(Stored items)
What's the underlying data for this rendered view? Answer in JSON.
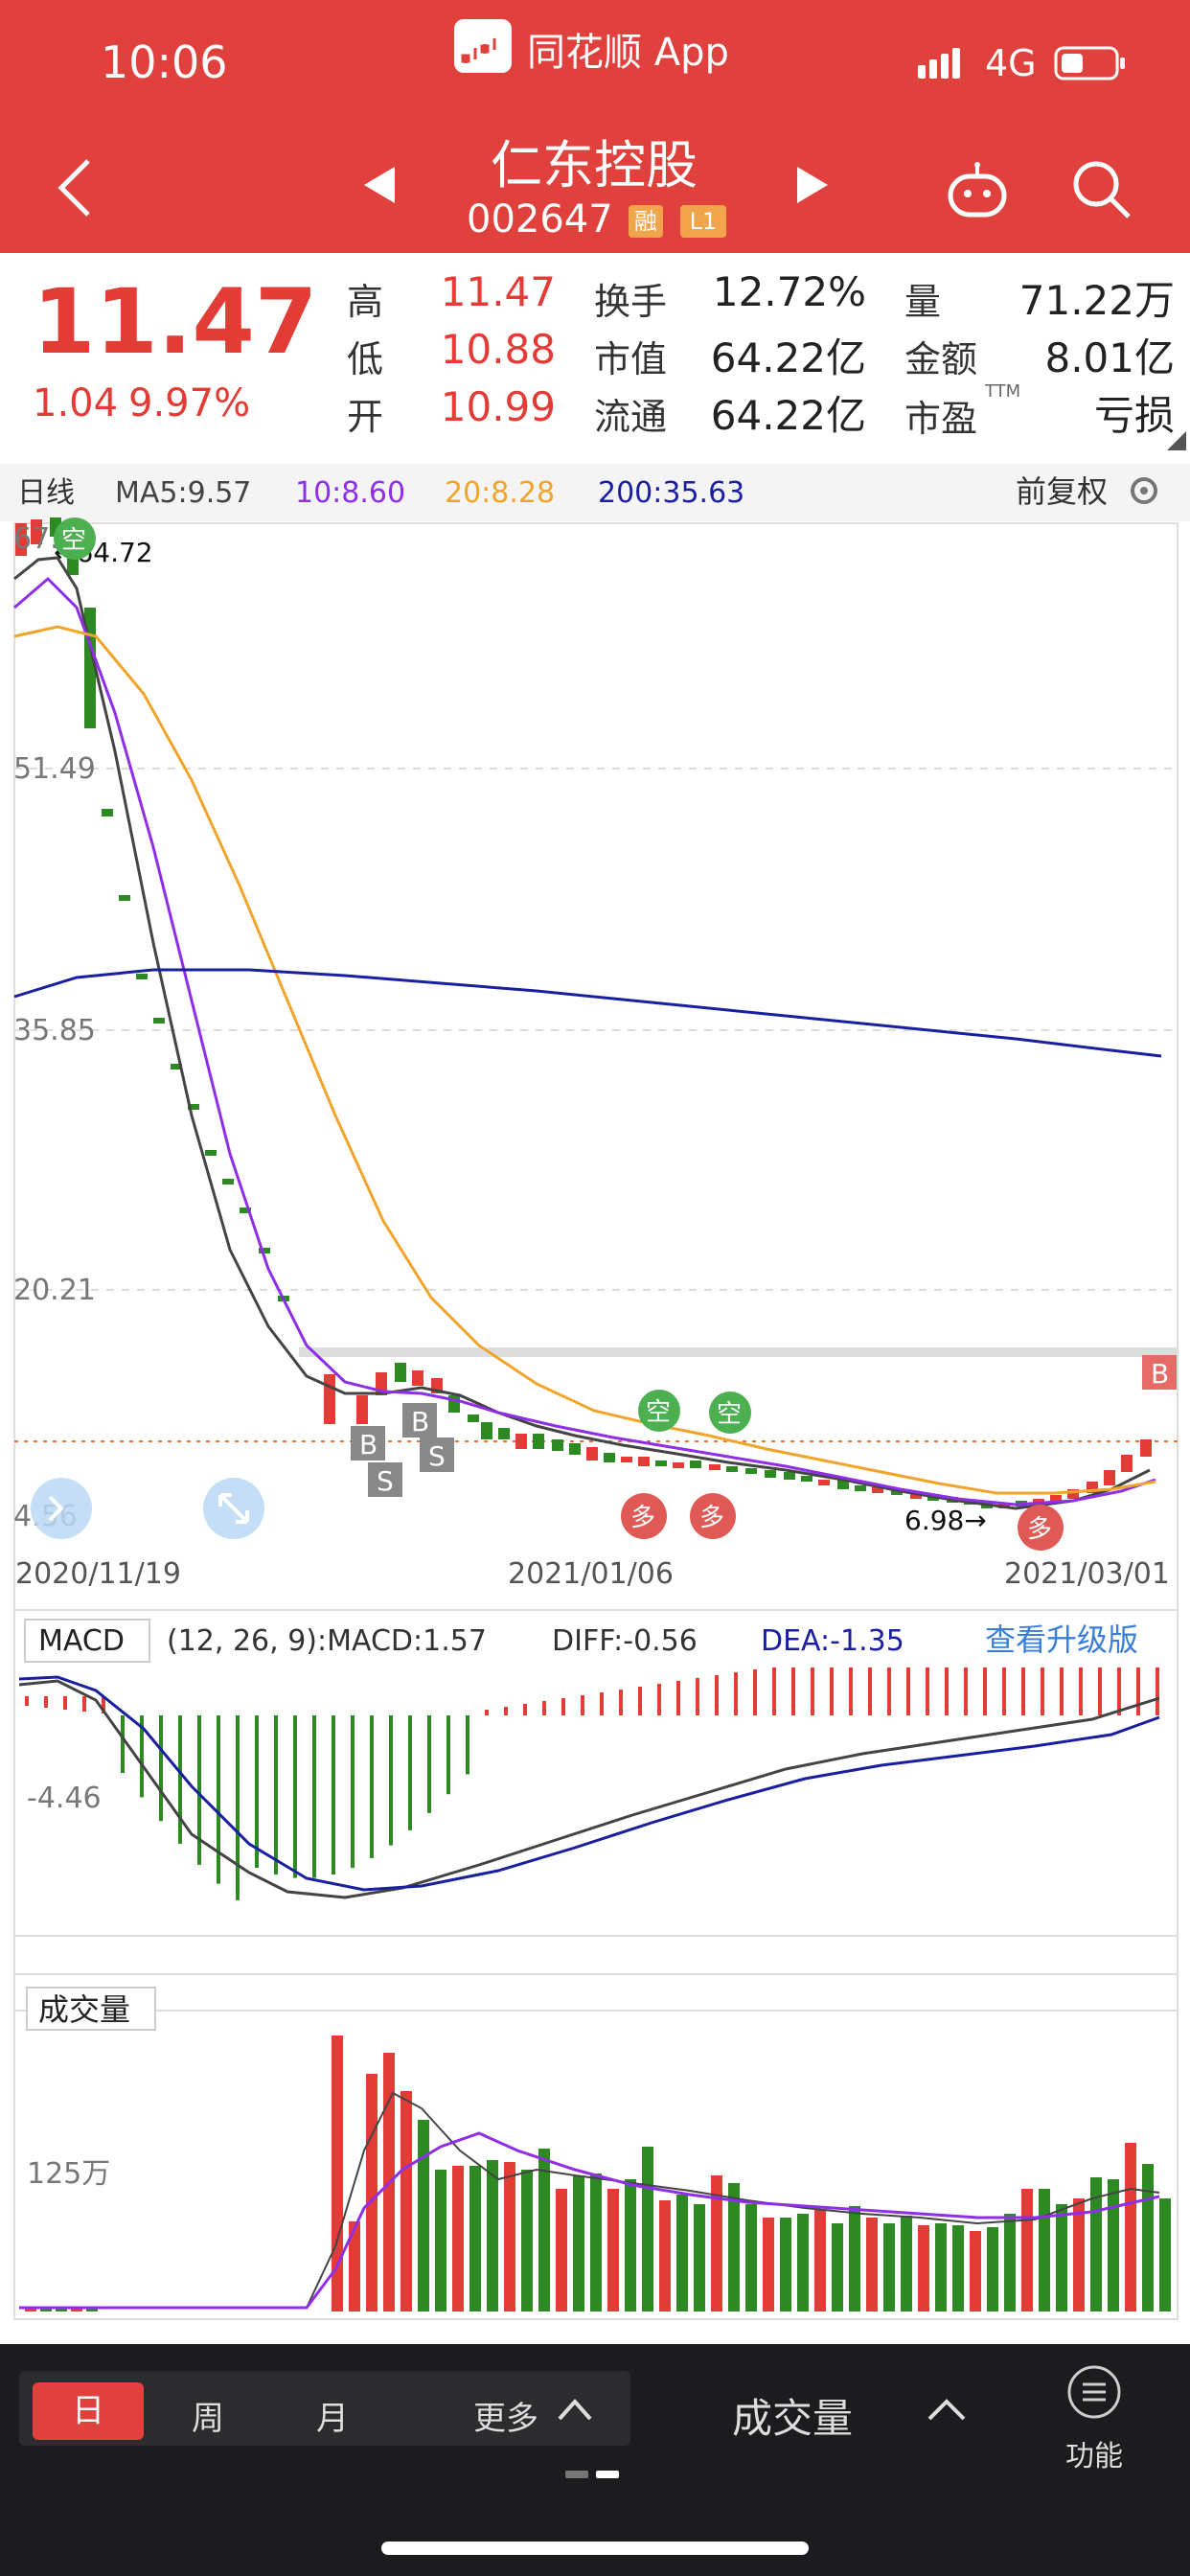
{
  "status": {
    "time": "10:06",
    "app_name": "同花顺 App",
    "network": "4G"
  },
  "nav": {
    "title": "仁东控股",
    "code": "002647",
    "tag_margin": "融",
    "tag_level": "L1"
  },
  "quote": {
    "price": "11.47",
    "change": "1.04",
    "change_pct": "9.97%",
    "cells": [
      {
        "label": "高",
        "value": "11.47"
      },
      {
        "label": "换手",
        "value": "12.72%"
      },
      {
        "label": "量",
        "value": "71.22万"
      },
      {
        "label": "低",
        "value": "10.88"
      },
      {
        "label": "市值",
        "value": "64.22亿"
      },
      {
        "label": "金额",
        "value": "8.01亿"
      },
      {
        "label": "开",
        "value": "10.99"
      },
      {
        "label": "流通",
        "value": "64.22亿"
      },
      {
        "label": "市盈",
        "value": "亏损"
      }
    ],
    "pe_suffix": "TTM"
  },
  "kline": {
    "period_label": "日线",
    "ma5": "MA5:9.57",
    "ma10": "10:8.60",
    "ma20": "20:8.28",
    "ma200": "200:35.63",
    "adjust_label": "前复权",
    "y_ticks": [
      "67.",
      "51.49",
      "35.85",
      "20.21",
      "4.56"
    ],
    "x_ticks": [
      "2020/11/19",
      "2021/01/06",
      "2021/03/01"
    ],
    "high_mark": "←64.72",
    "low_mark": "6.98→",
    "markers": {
      "b": "B",
      "s": "S",
      "empty": "空",
      "more": "多"
    }
  },
  "macd": {
    "name": "MACD",
    "params": "(12, 26, 9):MACD:1.57",
    "diff": "DIFF:-0.56",
    "dea": "DEA:-1.35",
    "upgrade": "查看升级版",
    "tick": "-4.46"
  },
  "volume": {
    "name": "成交量",
    "tick": "125万"
  },
  "chart_data": {
    "type": "candlestick",
    "title": "仁东控股 日线",
    "x_range": [
      "2020/11/19",
      "2021/03/01"
    ],
    "ylim": [
      4.56,
      67
    ],
    "price_high": 64.72,
    "price_low": 6.98,
    "last_close": 11.47,
    "moving_averages": {
      "MA5": 9.57,
      "MA10": 8.6,
      "MA20": 8.28,
      "MA200": 35.63
    },
    "macd": {
      "MACD": 1.57,
      "DIFF": -0.56,
      "DEA": -1.35
    }
  },
  "colors": {
    "up": "#e33b35",
    "down": "#2d8a22",
    "ma5": "#444444",
    "ma10": "#8e2ee8",
    "ma20": "#f0a52a",
    "ma200": "#1a1ea0",
    "accent": "#e0413c"
  },
  "bottom": {
    "tabs": [
      "日",
      "周",
      "月",
      "更多"
    ],
    "indicator": "成交量",
    "func_label": "功能"
  }
}
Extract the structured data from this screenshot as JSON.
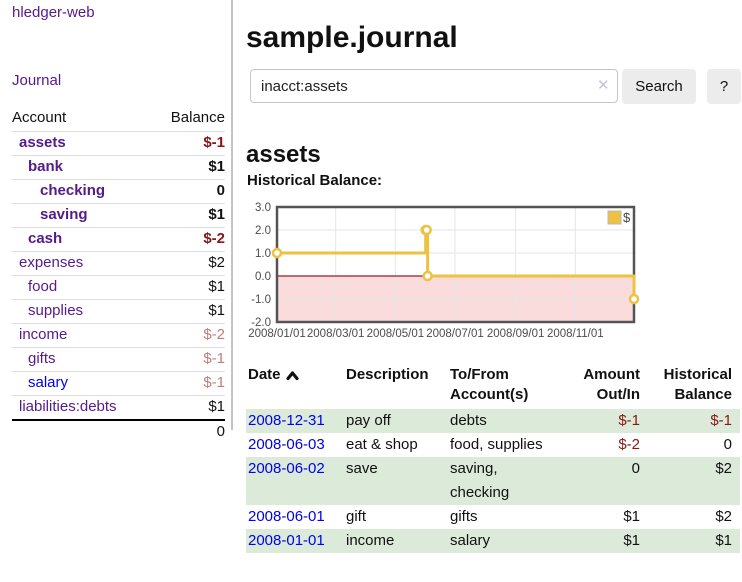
{
  "sidebar": {
    "app_title": "hledger-web",
    "journal_label": "Journal",
    "accounts_table": {
      "account_header": "Account",
      "balance_header": "Balance",
      "rows": [
        {
          "label": "assets",
          "indent": 1,
          "bold": true,
          "link_color": "purple",
          "value": "$-1",
          "value_style": "negstrong",
          "value_bold": true
        },
        {
          "label": "bank",
          "indent": 2,
          "bold": true,
          "link_color": "purple",
          "value": "$1",
          "value_style": "normal",
          "value_bold": true
        },
        {
          "label": "checking",
          "indent": 3,
          "bold": true,
          "link_color": "purple",
          "value": "0",
          "value_style": "normal",
          "value_bold": true
        },
        {
          "label": "saving",
          "indent": 3,
          "bold": true,
          "link_color": "purple",
          "value": "$1",
          "value_style": "normal",
          "value_bold": true
        },
        {
          "label": "cash",
          "indent": 2,
          "bold": true,
          "link_color": "purple",
          "value": "$-2",
          "value_style": "negstrong",
          "value_bold": true
        },
        {
          "label": "expenses",
          "indent": 1,
          "bold": false,
          "link_color": "purple",
          "value": "$2",
          "value_style": "normal",
          "value_bold": false
        },
        {
          "label": "food",
          "indent": 2,
          "bold": false,
          "link_color": "purple",
          "value": "$1",
          "value_style": "normal",
          "value_bold": false
        },
        {
          "label": "supplies",
          "indent": 2,
          "bold": false,
          "link_color": "purple",
          "value": "$1",
          "value_style": "normal",
          "value_bold": false
        },
        {
          "label": "income",
          "indent": 1,
          "bold": false,
          "link_color": "purple",
          "value": "$-2",
          "value_style": "negsoft",
          "value_bold": false
        },
        {
          "label": "gifts",
          "indent": 2,
          "bold": false,
          "link_color": "purple",
          "value": "$-1",
          "value_style": "negsoft",
          "value_bold": false
        },
        {
          "label": "salary",
          "indent": 2,
          "bold": false,
          "link_color": "blue",
          "value": "$-1",
          "value_style": "negsoft",
          "value_bold": false
        },
        {
          "label": "liabilities:debts",
          "indent": 1,
          "bold": false,
          "link_color": "purple",
          "value": "$1",
          "value_style": "normal",
          "value_bold": false
        }
      ],
      "total": "0"
    }
  },
  "header": {
    "title": "sample.journal"
  },
  "search": {
    "value": "inacct:assets",
    "clear_icon": "✕",
    "button_label": "Search",
    "help_label": "?"
  },
  "account_page": {
    "title": "assets",
    "chart_label": "Historical Balance:"
  },
  "chart_data": {
    "type": "line",
    "step": true,
    "title": "Historical Balance",
    "series": [
      {
        "name": "$",
        "color": "#edc240",
        "points": [
          [
            "2008/01/01",
            1.0
          ],
          [
            "2008/06/01",
            2.0
          ],
          [
            "2008/06/02",
            2.0
          ],
          [
            "2008/06/03",
            0.0
          ],
          [
            "2008/12/31",
            -1.0
          ]
        ]
      }
    ],
    "x_domain": [
      "2008/01/01",
      "2008/12/31"
    ],
    "x_ticks": [
      "2008/01/01",
      "2008/03/01",
      "2008/05/01",
      "2008/07/01",
      "2008/09/01",
      "2008/11/01"
    ],
    "y_ticks": [
      "3.0",
      "2.0",
      "1.0",
      "0.0",
      "-1.0",
      "-2.0"
    ],
    "ylim": [
      -2.0,
      3.0
    ],
    "grid": true,
    "legend": {
      "label": "$",
      "position": "top-right"
    },
    "negative_region_color": "#fbdcdc",
    "zero_line_color": "#9b1c1c",
    "grid_color": "#e6e6e6",
    "border_color": "#545454"
  },
  "register_table": {
    "headers": {
      "date": "Date",
      "description": "Description",
      "accounts": "To/From Account(s)",
      "amount": "Amount Out/In",
      "balance": "Historical Balance"
    },
    "rows": [
      {
        "date": "2008-12-31",
        "description": "pay off",
        "accounts": "debts",
        "amount": "$-1",
        "amount_neg": true,
        "balance": "$-1",
        "balance_neg": true
      },
      {
        "date": "2008-06-03",
        "description": "eat & shop",
        "accounts": "food, supplies",
        "amount": "$-2",
        "amount_neg": true,
        "balance": "0",
        "balance_neg": false
      },
      {
        "date": "2008-06-02",
        "description": "save",
        "accounts": "saving, checking",
        "amount": "0",
        "amount_neg": false,
        "balance": "$2",
        "balance_neg": false
      },
      {
        "date": "2008-06-01",
        "description": "gift",
        "accounts": "gifts",
        "amount": "$1",
        "amount_neg": false,
        "balance": "$2",
        "balance_neg": false
      },
      {
        "date": "2008-01-01",
        "description": "income",
        "accounts": "salary",
        "amount": "$1",
        "amount_neg": false,
        "balance": "$1",
        "balance_neg": false
      }
    ]
  },
  "colors": {
    "link_purple": "#551a8b",
    "link_blue": "#0000ee",
    "negative_strong": "#8b1515",
    "negative_soft": "#bf7e7e",
    "row_stripe_green": "#dcead9",
    "series_yellow": "#edc240"
  }
}
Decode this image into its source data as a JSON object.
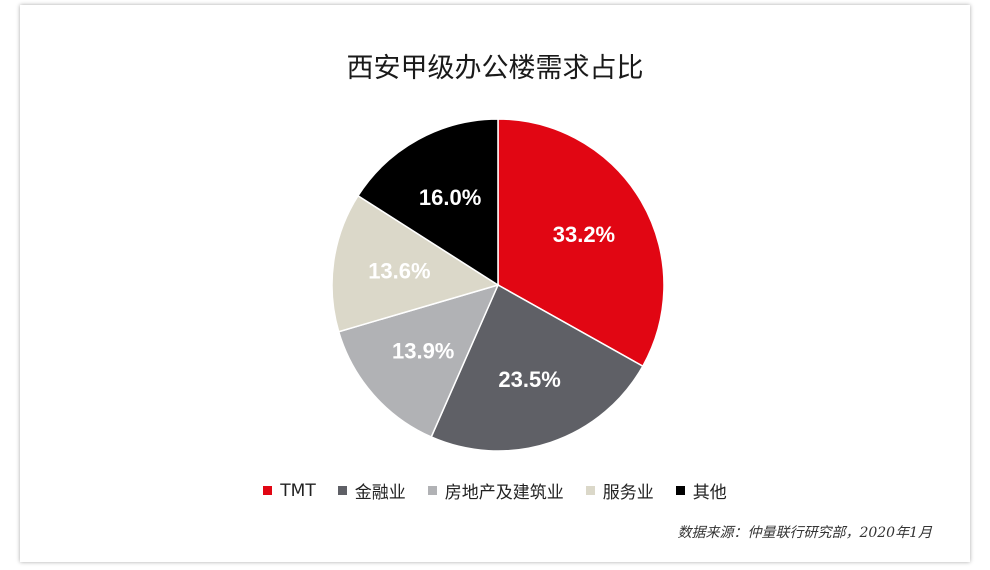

* To do *
Will you set down the records word for word while leaving out every picture?

* The solution *
What's the underlying data for this rendered view? Answer in JSON.
{
  "status": {
    "time": "10:06",
    "app_name": "同花顺 App",
    "network": "4G"
  },
  "nav": {
    "title": "仁东控股",
    "code": "002647",
    "tag_margin": "融",
    "tag_level": "L1"
  },
  "quote": {
    "price": "11.47",
    "change": "1.04",
    "change_pct": "9.97%",
    "cells": [
      {
        "label": "高",
        "value": "11.47"
      },
      {
        "label": "换手",
        "value": "12.72%"
      },
      {
        "label": "量",
        "value": "71.22万"
      },
      {
        "label": "低",
        "value": "10.88"
      },
      {
        "label": "市值",
        "value": "64.22亿"
      },
      {
        "label": "金额",
        "value": "8.01亿"
      },
      {
        "label": "开",
        "value": "10.99"
      },
      {
        "label": "流通",
        "value": "64.22亿"
      },
      {
        "label": "市盈",
        "value": "亏损"
      }
    ],
    "pe_suffix": "TTM"
  },
  "kline": {
    "period_label": "日线",
    "ma5": "MA5:9.57",
    "ma10": "10:8.60",
    "ma20": "20:8.28",
    "ma200": "200:35.63",
    "adjust_label": "前复权",
    "y_ticks": [
      "67.",
      "51.49",
      "35.85",
      "20.21",
      "4.56"
    ],
    "x_ticks": [
      "2020/11/19",
      "2021/01/06",
      "2021/03/01"
    ],
    "high_mark": "←64.72",
    "low_mark": "6.98→",
    "markers": {
      "b": "B",
      "s": "S",
      "empty": "空",
      "more": "多"
    }
  },
  "macd": {
    "name": "MACD",
    "params": "(12, 26, 9):MACD:1.57",
    "diff": "DIFF:-0.56",
    "dea": "DEA:-1.35",
    "upgrade": "查看升级版",
    "tick": "-4.46"
  },
  "volume": {
    "name": "成交量",
    "tick": "125万"
  },
  "chart_data": {
    "type": "candlestick",
    "title": "仁东控股 日线",
    "x_range": [
      "2020/11/19",
      "2021/03/01"
    ],
    "ylim": [
      4.56,
      67
    ],
    "price_high": 64.72,
    "price_low": 6.98,
    "last_close": 11.47,
    "moving_averages": {
      "MA5": 9.57,
      "MA10": 8.6,
      "MA20": 8.28,
      "MA200": 35.63
    },
    "macd": {
      "MACD": 1.57,
      "DIFF": -0.56,
      "DEA": -1.35
    }
  },
  "colors": {
    "up": "#e33b35",
    "down": "#2d8a22",
    "ma5": "#444444",
    "ma10": "#8e2ee8",
    "ma20": "#f0a52a",
    "ma200": "#1a1ea0",
    "accent": "#e0413c"
  },
  "bottom": {
    "tabs": [
      "日",
      "周",
      "月",
      "更多"
    ],
    "indicator": "成交量",
    "func_label": "功能"
  }
}
Extract the structured data from this screenshot as JSON.
{
  "sidebar": {
    "app_title": "hledger-web",
    "journal_label": "Journal",
    "accounts_table": {
      "account_header": "Account",
      "balance_header": "Balance",
      "rows": [
        {
          "label": "assets",
          "indent": 1,
          "bold": true,
          "link_color": "purple",
          "value": "$-1",
          "value_style": "negstrong",
          "value_bold": true
        },
        {
          "label": "bank",
          "indent": 2,
          "bold": true,
          "link_color": "purple",
          "value": "$1",
          "value_style": "normal",
          "value_bold": true
        },
        {
          "label": "checking",
          "indent": 3,
          "bold": true,
          "link_color": "purple",
          "value": "0",
          "value_style": "normal",
          "value_bold": true
        },
        {
          "label": "saving",
          "indent": 3,
          "bold": true,
          "link_color": "purple",
          "value": "$1",
          "value_style": "normal",
          "value_bold": true
        },
        {
          "label": "cash",
          "indent": 2,
          "bold": true,
          "link_color": "purple",
          "value": "$-2",
          "value_style": "negstrong",
          "value_bold": true
        },
        {
          "label": "expenses",
          "indent": 1,
          "bold": false,
          "link_color": "purple",
          "value": "$2",
          "value_style": "normal",
          "value_bold": false
        },
        {
          "label": "food",
          "indent": 2,
          "bold": false,
          "link_color": "purple",
          "value": "$1",
          "value_style": "normal",
          "value_bold": false
        },
        {
          "label": "supplies",
          "indent": 2,
          "bold": false,
          "link_color": "purple",
          "value": "$1",
          "value_style": "normal",
          "value_bold": false
        },
        {
          "label": "income",
          "indent": 1,
          "bold": false,
          "link_color": "purple",
          "value": "$-2",
          "value_style": "negsoft",
          "value_bold": false
        },
        {
          "label": "gifts",
          "indent": 2,
          "bold": false,
          "link_color": "purple",
          "value": "$-1",
          "value_style": "negsoft",
          "value_bold": false
        },
        {
          "label": "salary",
          "indent": 2,
          "bold": false,
          "link_color": "blue",
          "value": "$-1",
          "value_style": "negsoft",
          "value_bold": false
        },
        {
          "label": "liabilities:debts",
          "indent": 1,
          "bold": false,
          "link_color": "purple",
          "value": "$1",
          "value_style": "normal",
          "value_bold": false
        }
      ],
      "total": "0"
    }
  },
  "header": {
    "title": "sample.journal"
  },
  "search": {
    "value": "inacct:assets",
    "clear_icon": "✕",
    "button_label": "Search",
    "help_label": "?"
  },
  "account_page": {
    "title": "assets",
    "chart_label": "Historical Balance:"
  },
  "chart_data": {
    "type": "line",
    "step": true,
    "title": "Historical Balance",
    "series": [
      {
        "name": "$",
        "color": "#edc240",
        "points": [
          [
            "2008/01/01",
            1.0
          ],
          [
            "2008/06/01",
            2.0
          ],
          [
            "2008/06/02",
            2.0
          ],
          [
            "2008/06/03",
            0.0
          ],
          [
            "2008/12/31",
            -1.0
          ]
        ]
      }
    ],
    "x_domain": [
      "2008/01/01",
      "2008/12/31"
    ],
    "x_ticks": [
      "2008/01/01",
      "2008/03/01",
      "2008/05/01",
      "2008/07/01",
      "2008/09/01",
      "2008/11/01"
    ],
    "y_ticks": [
      "3.0",
      "2.0",
      "1.0",
      "0.0",
      "-1.0",
      "-2.0"
    ],
    "ylim": [
      -2.0,
      3.0
    ],
    "grid": true,
    "legend": {
      "label": "$",
      "position": "top-right"
    },
    "negative_region_color": "#fbdcdc",
    "zero_line_color": "#9b1c1c",
    "grid_color": "#e6e6e6",
    "border_color": "#545454"
  },
  "register_table": {
    "headers": {
      "date": "Date",
      "description": "Description",
      "accounts": "To/From Account(s)",
      "amount": "Amount Out/In",
      "balance": "Historical Balance"
    },
    "rows": [
      {
        "date": "2008-12-31",
        "description": "pay off",
        "accounts": "debts",
        "amount": "$-1",
        "amount_neg": true,
        "balance": "$-1",
        "balance_neg": true
      },
      {
        "date": "2008-06-03",
        "description": "eat & shop",
        "accounts": "food, supplies",
        "amount": "$-2",
        "amount_neg": true,
        "balance": "0",
        "balance_neg": false
      },
      {
        "date": "2008-06-02",
        "description": "save",
        "accounts": "saving, checking",
        "amount": "0",
        "amount_neg": false,
        "balance": "$2",
        "balance_neg": false
      },
      {
        "date": "2008-06-01",
        "description": "gift",
        "accounts": "gifts",
        "amount": "$1",
        "amount_neg": false,
        "balance": "$2",
        "balance_neg": false
      },
      {
        "date": "2008-01-01",
        "description": "income",
        "accounts": "salary",
        "amount": "$1",
        "amount_neg": false,
        "balance": "$1",
        "balance_neg": false
      }
    ]
  },
  "colors": {
    "link_purple": "#551a8b",
    "link_blue": "#0000ee",
    "negative_strong": "#8b1515",
    "negative_soft": "#bf7e7e",
    "row_stripe_green": "#dcead9",
    "series_yellow": "#edc240"
  }
}
Decode this image into its source data as a JSON object.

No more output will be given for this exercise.